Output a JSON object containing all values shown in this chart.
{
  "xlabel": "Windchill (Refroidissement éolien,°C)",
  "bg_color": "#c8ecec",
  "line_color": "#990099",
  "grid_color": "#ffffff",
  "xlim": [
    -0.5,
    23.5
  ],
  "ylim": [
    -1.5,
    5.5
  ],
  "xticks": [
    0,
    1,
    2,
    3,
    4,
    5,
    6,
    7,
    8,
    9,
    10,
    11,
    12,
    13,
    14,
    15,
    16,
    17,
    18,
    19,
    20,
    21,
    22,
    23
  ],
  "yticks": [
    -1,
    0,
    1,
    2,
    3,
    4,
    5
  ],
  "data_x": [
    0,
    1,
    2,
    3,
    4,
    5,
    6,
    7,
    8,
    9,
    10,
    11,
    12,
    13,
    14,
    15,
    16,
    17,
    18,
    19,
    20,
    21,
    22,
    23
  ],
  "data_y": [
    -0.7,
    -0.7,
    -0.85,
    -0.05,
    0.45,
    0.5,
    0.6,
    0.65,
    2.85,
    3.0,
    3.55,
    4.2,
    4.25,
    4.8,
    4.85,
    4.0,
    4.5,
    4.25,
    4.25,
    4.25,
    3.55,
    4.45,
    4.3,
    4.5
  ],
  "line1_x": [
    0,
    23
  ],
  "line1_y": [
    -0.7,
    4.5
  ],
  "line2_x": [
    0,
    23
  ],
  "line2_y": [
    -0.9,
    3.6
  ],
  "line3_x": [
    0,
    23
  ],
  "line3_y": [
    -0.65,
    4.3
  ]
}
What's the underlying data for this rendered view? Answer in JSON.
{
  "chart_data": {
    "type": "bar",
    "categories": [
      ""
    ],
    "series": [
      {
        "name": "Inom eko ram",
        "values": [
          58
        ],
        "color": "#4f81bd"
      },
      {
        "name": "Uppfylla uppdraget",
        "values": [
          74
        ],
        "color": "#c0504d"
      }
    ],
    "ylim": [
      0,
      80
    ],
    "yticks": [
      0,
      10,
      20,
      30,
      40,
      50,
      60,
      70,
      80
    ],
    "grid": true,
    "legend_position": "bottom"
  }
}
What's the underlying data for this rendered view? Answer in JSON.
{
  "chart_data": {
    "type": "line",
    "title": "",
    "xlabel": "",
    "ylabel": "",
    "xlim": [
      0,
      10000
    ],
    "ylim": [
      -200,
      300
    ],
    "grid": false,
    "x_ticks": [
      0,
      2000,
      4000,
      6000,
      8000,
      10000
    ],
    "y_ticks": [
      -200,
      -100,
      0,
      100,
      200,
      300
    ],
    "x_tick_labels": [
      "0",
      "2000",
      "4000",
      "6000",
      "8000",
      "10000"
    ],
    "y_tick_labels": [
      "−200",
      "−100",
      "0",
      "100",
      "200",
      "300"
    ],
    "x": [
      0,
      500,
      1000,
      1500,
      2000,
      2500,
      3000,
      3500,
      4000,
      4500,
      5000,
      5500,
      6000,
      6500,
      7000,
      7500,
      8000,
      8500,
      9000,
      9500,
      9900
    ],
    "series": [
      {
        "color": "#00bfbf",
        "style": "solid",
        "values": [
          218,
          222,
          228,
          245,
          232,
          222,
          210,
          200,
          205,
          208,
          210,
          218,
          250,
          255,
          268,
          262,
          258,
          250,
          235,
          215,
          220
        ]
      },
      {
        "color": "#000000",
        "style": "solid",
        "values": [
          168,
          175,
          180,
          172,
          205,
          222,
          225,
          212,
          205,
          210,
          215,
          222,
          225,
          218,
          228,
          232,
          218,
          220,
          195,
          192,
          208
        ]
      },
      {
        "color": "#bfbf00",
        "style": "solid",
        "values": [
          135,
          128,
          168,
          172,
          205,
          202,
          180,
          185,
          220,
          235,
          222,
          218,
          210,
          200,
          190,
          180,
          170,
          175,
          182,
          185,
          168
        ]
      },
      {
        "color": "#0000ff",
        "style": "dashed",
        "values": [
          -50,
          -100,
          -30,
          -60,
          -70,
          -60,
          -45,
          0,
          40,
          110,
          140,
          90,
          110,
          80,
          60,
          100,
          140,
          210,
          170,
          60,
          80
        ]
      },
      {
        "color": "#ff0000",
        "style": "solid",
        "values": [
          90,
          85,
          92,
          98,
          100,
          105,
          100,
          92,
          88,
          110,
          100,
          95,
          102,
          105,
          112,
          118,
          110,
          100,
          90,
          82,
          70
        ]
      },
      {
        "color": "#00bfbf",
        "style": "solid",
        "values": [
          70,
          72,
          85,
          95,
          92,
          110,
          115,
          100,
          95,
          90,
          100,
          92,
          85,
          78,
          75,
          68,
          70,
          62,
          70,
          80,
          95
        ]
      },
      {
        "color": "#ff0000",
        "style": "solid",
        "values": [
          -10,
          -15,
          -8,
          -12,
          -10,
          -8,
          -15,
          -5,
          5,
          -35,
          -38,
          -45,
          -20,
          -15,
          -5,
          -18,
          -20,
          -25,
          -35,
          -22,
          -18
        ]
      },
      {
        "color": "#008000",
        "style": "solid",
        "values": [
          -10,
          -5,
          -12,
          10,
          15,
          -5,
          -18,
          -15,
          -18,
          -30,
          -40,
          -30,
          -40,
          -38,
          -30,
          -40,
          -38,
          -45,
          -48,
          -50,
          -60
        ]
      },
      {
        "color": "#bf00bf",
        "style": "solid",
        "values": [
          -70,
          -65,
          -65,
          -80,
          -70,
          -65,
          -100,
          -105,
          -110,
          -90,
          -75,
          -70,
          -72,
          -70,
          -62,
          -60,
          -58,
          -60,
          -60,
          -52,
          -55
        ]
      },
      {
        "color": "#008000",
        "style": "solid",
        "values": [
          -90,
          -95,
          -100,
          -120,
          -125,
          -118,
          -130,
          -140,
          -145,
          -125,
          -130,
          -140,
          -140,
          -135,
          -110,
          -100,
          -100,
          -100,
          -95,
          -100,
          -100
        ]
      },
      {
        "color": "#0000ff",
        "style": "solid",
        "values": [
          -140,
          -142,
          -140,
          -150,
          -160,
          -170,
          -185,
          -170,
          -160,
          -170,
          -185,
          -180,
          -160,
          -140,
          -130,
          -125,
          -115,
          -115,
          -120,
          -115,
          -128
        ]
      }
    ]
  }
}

▬▬▬

Given task
Write every record out again, unaltered.

Complete output
Output a JSON object containing all values shown in this chart.
{
  "xlabel": "Windchill (Refroidissement éolien,°C)",
  "bg_color": "#c8ecec",
  "line_color": "#990099",
  "grid_color": "#ffffff",
  "xlim": [
    -0.5,
    23.5
  ],
  "ylim": [
    -1.5,
    5.5
  ],
  "xticks": [
    0,
    1,
    2,
    3,
    4,
    5,
    6,
    7,
    8,
    9,
    10,
    11,
    12,
    13,
    14,
    15,
    16,
    17,
    18,
    19,
    20,
    21,
    22,
    23
  ],
  "yticks": [
    -1,
    0,
    1,
    2,
    3,
    4,
    5
  ],
  "data_x": [
    0,
    1,
    2,
    3,
    4,
    5,
    6,
    7,
    8,
    9,
    10,
    11,
    12,
    13,
    14,
    15,
    16,
    17,
    18,
    19,
    20,
    21,
    22,
    23
  ],
  "data_y": [
    -0.7,
    -0.7,
    -0.85,
    -0.05,
    0.45,
    0.5,
    0.6,
    0.65,
    2.85,
    3.0,
    3.55,
    4.2,
    4.25,
    4.8,
    4.85,
    4.0,
    4.5,
    4.25,
    4.25,
    4.25,
    3.55,
    4.45,
    4.3,
    4.5
  ],
  "line1_x": [
    0,
    23
  ],
  "line1_y": [
    -0.7,
    4.5
  ],
  "line2_x": [
    0,
    23
  ],
  "line2_y": [
    -0.9,
    3.6
  ],
  "line3_x": [
    0,
    23
  ],
  "line3_y": [
    -0.65,
    4.3
  ]
}
What's the underlying data for this rendered view? Answer in JSON.
{
  "chart_data": {
    "type": "bar",
    "categories": [
      ""
    ],
    "series": [
      {
        "name": "Inom eko ram",
        "values": [
          58
        ],
        "color": "#4f81bd"
      },
      {
        "name": "Uppfylla uppdraget",
        "values": [
          74
        ],
        "color": "#c0504d"
      }
    ],
    "ylim": [
      0,
      80
    ],
    "yticks": [
      0,
      10,
      20,
      30,
      40,
      50,
      60,
      70,
      80
    ],
    "grid": true,
    "legend_position": "bottom"
  }
}
What's the underlying data for this rendered view? Answer in JSON.
{
  "chart_data": {
    "type": "line",
    "title": "",
    "xlabel": "",
    "ylabel": "",
    "xlim": [
      0,
      10000
    ],
    "ylim": [
      -200,
      300
    ],
    "grid": false,
    "x_ticks": [
      0,
      2000,
      4000,
      6000,
      8000,
      10000
    ],
    "y_ticks": [
      -200,
      -100,
      0,
      100,
      200,
      300
    ],
    "x_tick_labels": [
      "0",
      "2000",
      "4000",
      "6000",
      "8000",
      "10000"
    ],
    "y_tick_labels": [
      "−200",
      "−100",
      "0",
      "100",
      "200",
      "300"
    ],
    "x": [
      0,
      500,
      1000,
      1500,
      2000,
      2500,
      3000,
      3500,
      4000,
      4500,
      5000,
      5500,
      6000,
      6500,
      7000,
      7500,
      8000,
      8500,
      9000,
      9500,
      9900
    ],
    "series": [
      {
        "color": "#00bfbf",
        "style": "solid",
        "values": [
          218,
          222,
          228,
          245,
          232,
          222,
          210,
          200,
          205,
          208,
          210,
          218,
          250,
          255,
          268,
          262,
          258,
          250,
          235,
          215,
          220
        ]
      },
      {
        "color": "#000000",
        "style": "solid",
        "values": [
          168,
          175,
          180,
          172,
          205,
          222,
          225,
          212,
          205,
          210,
          215,
          222,
          225,
          218,
          228,
          232,
          218,
          220,
          195,
          192,
          208
        ]
      },
      {
        "color": "#bfbf00",
        "style": "solid",
        "values": [
          135,
          128,
          168,
          172,
          205,
          202,
          180,
          185,
          220,
          235,
          222,
          218,
          210,
          200,
          190,
          180,
          170,
          175,
          182,
          185,
          168
        ]
      },
      {
        "color": "#0000ff",
        "style": "dashed",
        "values": [
          -50,
          -100,
          -30,
          -60,
          -70,
          -60,
          -45,
          0,
          40,
          110,
          140,
          90,
          110,
          80,
          60,
          100,
          140,
          210,
          170,
          60,
          80
        ]
      },
      {
        "color": "#ff0000",
        "style": "solid",
        "values": [
          90,
          85,
          92,
          98,
          100,
          105,
          100,
          92,
          88,
          110,
          100,
          95,
          102,
          105,
          112,
          118,
          110,
          100,
          90,
          82,
          70
        ]
      },
      {
        "color": "#00bfbf",
        "style": "solid",
        "values": [
          70,
          72,
          85,
          95,
          92,
          110,
          115,
          100,
          95,
          90,
          100,
          92,
          85,
          78,
          75,
          68,
          70,
          62,
          70,
          80,
          95
        ]
      },
      {
        "color": "#ff0000",
        "style": "solid",
        "values": [
          -10,
          -15,
          -8,
          -12,
          -10,
          -8,
          -15,
          -5,
          5,
          -35,
          -38,
          -45,
          -20,
          -15,
          -5,
          -18,
          -20,
          -25,
          -35,
          -22,
          -18
        ]
      },
      {
        "color": "#008000",
        "style": "solid",
        "values": [
          -10,
          -5,
          -12,
          10,
          15,
          -5,
          -18,
          -15,
          -18,
          -30,
          -40,
          -30,
          -40,
          -38,
          -30,
          -40,
          -38,
          -45,
          -48,
          -50,
          -60
        ]
      },
      {
        "color": "#bf00bf",
        "style": "solid",
        "values": [
          -70,
          -65,
          -65,
          -80,
          -70,
          -65,
          -100,
          -105,
          -110,
          -90,
          -75,
          -70,
          -72,
          -70,
          -62,
          -60,
          -58,
          -60,
          -60,
          -52,
          -55
        ]
      },
      {
        "color": "#008000",
        "style": "solid",
        "values": [
          -90,
          -95,
          -100,
          -120,
          -125,
          -118,
          -130,
          -140,
          -145,
          -125,
          -130,
          -140,
          -140,
          -135,
          -110,
          -100,
          -100,
          -100,
          -95,
          -100,
          -100
        ]
      },
      {
        "color": "#0000ff",
        "style": "solid",
        "values": [
          -140,
          -142,
          -140,
          -150,
          -160,
          -170,
          -185,
          -170,
          -160,
          -170,
          -185,
          -180,
          -160,
          -140,
          -130,
          -125,
          -115,
          -115,
          -120,
          -115,
          -128
        ]
      }
    ]
  }
}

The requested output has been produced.